* **APA YANG DIMINTA**
Teruskan tulisan tentang Ken Dedes dan Polowijen, mulai setelah kalimat terakhir yang ditampilkan.

* **KUTIPAN HALAMAN**
********

Patung Ken Dedes, beberapa meter dari pemandian maha spektakuler HAWAI WATERPARK |
Patung Ken Dedes menjadi salah satu ikon yang berada di pintu gerbang Kota Malang.
Pemilihan Ken Dedes sebagai sosok pembuka pintu gerbang Kota Malang dari arah utara bukanlah kebetulan semata. Jejaknya sudah diketahui banyak orang bahwa ia adalah istri dari Tunggul Ametung, akuwu kerajaan kecil bernama Tumapel dan kemudian direbut dan dipersunting oleh Ken Arok, sosok “penjahat” yang ternyata dipuja banyak warga Malang sebagai “pahlawan”. Namun, banyak yang belum tahu, tak jauh dari patung Ken Dedes yang seakan memberi ucapan selamat datang di Kota Malang ini, ia benar-benar terekam jejak sejarahnya.
Sang Ratu Singosari itu lahir dan besar di sebuah tempat bernama Polowijen. Saat ini, Polowijen merupakan salah satu kelurahan di ujung utara Kota Malang. Persisnya, di sebelah barat fly over Arjosari yang kini sudah tampak indah dengan cat warna-warninya.
Keindahan Fly Over Arjosari didampingi Sekolah Adiwiyata, SDN Polowijen I di bawahnya |
Hikayat Desa Subur Polowijen
Alkisah, pada zaman dahulu kala, tersebutlah sebuah daerah yang sangat subur bernama Panawijyan. Sekitar abad ke-10 Masehi, desa ini tercatat sebagai sebuah desa yang sangat subur dengan potensi sumber daya alamnya. Sesuai dengan isi Prasasti Kanyuruhan B (bertarikh saka 865/ 945 M) yang dikeluarkan oleh Mpu Sendok, Panawijyan adalah daerah subur dengan banyak bangunan suci.
Bangunan suci tersebut menurut ahli sejarah dan arkeologi diperuntukkan untuk sang Hyang Kagotran atau sang Hyang Kaswangga. Sayang, hingga kini belum jelas mengenai keberadaan dan detail lengkap bangunan suci tersebut.

********

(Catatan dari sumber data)

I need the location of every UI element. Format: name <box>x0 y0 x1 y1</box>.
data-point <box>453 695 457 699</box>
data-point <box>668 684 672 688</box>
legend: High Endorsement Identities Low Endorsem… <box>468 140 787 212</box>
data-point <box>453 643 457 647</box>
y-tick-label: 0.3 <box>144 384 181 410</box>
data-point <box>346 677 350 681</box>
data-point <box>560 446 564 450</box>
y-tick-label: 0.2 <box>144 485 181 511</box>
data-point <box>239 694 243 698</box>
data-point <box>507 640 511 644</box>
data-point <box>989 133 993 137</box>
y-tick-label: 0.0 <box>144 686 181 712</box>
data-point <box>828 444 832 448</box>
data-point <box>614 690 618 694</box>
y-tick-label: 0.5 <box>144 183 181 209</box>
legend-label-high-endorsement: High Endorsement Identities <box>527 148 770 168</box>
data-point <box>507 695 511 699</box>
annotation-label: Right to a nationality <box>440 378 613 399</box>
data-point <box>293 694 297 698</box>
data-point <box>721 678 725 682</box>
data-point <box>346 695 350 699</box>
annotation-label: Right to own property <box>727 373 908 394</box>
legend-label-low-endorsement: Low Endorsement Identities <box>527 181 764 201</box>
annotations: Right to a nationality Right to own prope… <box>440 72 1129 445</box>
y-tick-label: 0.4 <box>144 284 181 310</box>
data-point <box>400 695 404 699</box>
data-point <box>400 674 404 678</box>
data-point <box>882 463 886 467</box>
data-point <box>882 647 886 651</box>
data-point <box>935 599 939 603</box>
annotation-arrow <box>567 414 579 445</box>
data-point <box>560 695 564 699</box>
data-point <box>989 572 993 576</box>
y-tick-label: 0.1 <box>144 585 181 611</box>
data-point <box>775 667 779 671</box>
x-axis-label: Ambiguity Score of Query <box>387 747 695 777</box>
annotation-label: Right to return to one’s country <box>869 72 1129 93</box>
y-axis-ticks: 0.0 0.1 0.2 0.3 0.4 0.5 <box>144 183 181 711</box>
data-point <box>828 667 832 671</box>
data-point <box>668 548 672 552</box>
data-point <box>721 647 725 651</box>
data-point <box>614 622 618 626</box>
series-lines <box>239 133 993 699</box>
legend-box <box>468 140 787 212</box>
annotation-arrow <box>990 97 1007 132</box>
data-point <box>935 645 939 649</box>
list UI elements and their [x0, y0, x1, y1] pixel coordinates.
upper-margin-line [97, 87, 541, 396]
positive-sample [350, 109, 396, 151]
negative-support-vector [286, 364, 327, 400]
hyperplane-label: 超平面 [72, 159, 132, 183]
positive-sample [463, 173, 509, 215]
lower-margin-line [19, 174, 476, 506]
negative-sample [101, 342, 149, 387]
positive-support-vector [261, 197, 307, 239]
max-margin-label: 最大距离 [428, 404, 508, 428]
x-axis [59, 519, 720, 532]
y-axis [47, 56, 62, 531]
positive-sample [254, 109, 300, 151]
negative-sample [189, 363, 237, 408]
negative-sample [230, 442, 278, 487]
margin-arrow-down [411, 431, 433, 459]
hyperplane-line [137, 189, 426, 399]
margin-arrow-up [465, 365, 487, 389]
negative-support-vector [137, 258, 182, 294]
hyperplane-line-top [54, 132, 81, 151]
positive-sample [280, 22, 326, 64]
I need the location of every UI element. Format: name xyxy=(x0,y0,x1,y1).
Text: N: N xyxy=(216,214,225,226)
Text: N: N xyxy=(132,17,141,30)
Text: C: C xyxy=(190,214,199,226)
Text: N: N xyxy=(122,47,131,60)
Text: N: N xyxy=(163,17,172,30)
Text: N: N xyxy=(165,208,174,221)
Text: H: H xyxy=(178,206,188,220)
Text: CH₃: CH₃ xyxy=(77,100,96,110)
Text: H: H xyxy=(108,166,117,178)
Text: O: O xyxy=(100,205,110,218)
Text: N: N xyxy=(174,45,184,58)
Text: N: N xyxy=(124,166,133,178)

********

* **JAWABAN TUGAS**
Perkampungan di Kelurahan Polowijen dengan latar Gunung Arjuna |
Tak hanya bangunan suci, di dalam Prasasti Kanyuruhan B juga disebutkan pembagian sima sawah yang ada di Panawijyan. Namun, yang cukup menarik perhatian adalah tempat ini pernah dijadikan semacam pusat pembelajaran yang disebut sebagai “mandalakadewagurwan”. Artinya, sebenarnya Polowijen sudah menjadi sebuah peradaban yang cukup besar pada saat perpindahan Mataram Kuno dari Jawa Tengah ke Jawa Timur. Lagi-lagi, belum jelas agama apa yang dipelajari di dalam tempat pembelajaran tersebut : Hindu ataukah Buddha?
Ada sebuah informasi dari warga sekitar bahwa pernah terdapat peninggalan yang cukup banyak berupa arca-arca batu berlatar agama Hindu. Sayang, untuk kesekian kali, jejak arca-arca tersebut tidak ada sehingga tak diketahui masa dari arca-arca tersebut. Namun, bila berkenaan dengan parahyangan atau guru bhakti yang disebut dalam sima sawah tadi, maka arca tersebut merupakan bagian dari bangunan suci berlatar agama Hindu.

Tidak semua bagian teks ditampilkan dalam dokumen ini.